Written task.
Quote the records below in full, exactly as given, with the images taken out.

Task material.
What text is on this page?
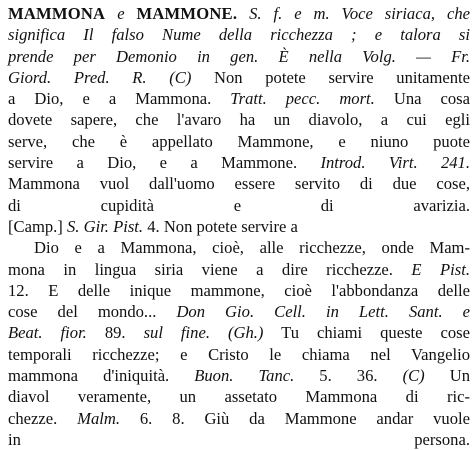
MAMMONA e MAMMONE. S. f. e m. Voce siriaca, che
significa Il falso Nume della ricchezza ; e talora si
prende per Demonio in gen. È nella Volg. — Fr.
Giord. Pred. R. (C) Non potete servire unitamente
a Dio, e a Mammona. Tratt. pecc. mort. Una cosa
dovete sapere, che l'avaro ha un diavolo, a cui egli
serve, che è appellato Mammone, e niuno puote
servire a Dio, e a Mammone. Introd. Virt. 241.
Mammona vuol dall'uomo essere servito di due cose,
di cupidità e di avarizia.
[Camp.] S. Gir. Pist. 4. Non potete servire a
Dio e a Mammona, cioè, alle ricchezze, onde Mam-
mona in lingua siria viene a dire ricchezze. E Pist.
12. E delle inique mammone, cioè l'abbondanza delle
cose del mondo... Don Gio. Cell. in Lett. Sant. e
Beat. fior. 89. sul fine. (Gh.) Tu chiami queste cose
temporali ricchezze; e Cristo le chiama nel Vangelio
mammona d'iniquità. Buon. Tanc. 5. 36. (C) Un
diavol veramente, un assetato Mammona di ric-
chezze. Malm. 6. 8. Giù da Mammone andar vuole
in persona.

Written answer.
What text is on this page?
MAMMONA e MAMMONE. S. f. e m. Voce siriaca, che
significa Il falso Nume della ricchezza ; e talora si
prende per Demonio in gen. È nella Volg. — Fr.
Giord. Pred. R. (C) Non potete servire unitamente
a Dio, e a Mammona. Tratt. pecc. mort. Una cosa
dovete sapere, che l'avaro ha un diavolo, a cui egli
serve, che è appellato Mammone, e niuno puote
servire a Dio, e a Mammone. Introd. Virt. 241.
Mammona vuol dall'uomo essere servito di due cose,
di cupidità e di avarizia.
[Camp.] S. Gir. Pist. 4. Non potete servire a
Dio e a Mammona, cioè, alle ricchezze, onde Mam-
mona in lingua siria viene a dire ricchezze. E Pist.
12. E delle inique mammone, cioè l'abbondanza delle
cose del mondo... Don Gio. Cell. in Lett. Sant. e
Beat. fior. 89. sul fine. (Gh.) Tu chiami queste cose
temporali ricchezze; e Cristo le chiama nel Vangelio
mammona d'iniquità. Buon. Tanc. 5. 36. (C) Un
diavol veramente, un assetato Mammona di ric-
chezze. Malm. 6. 8. Giù da Mammone andar vuole
in persona.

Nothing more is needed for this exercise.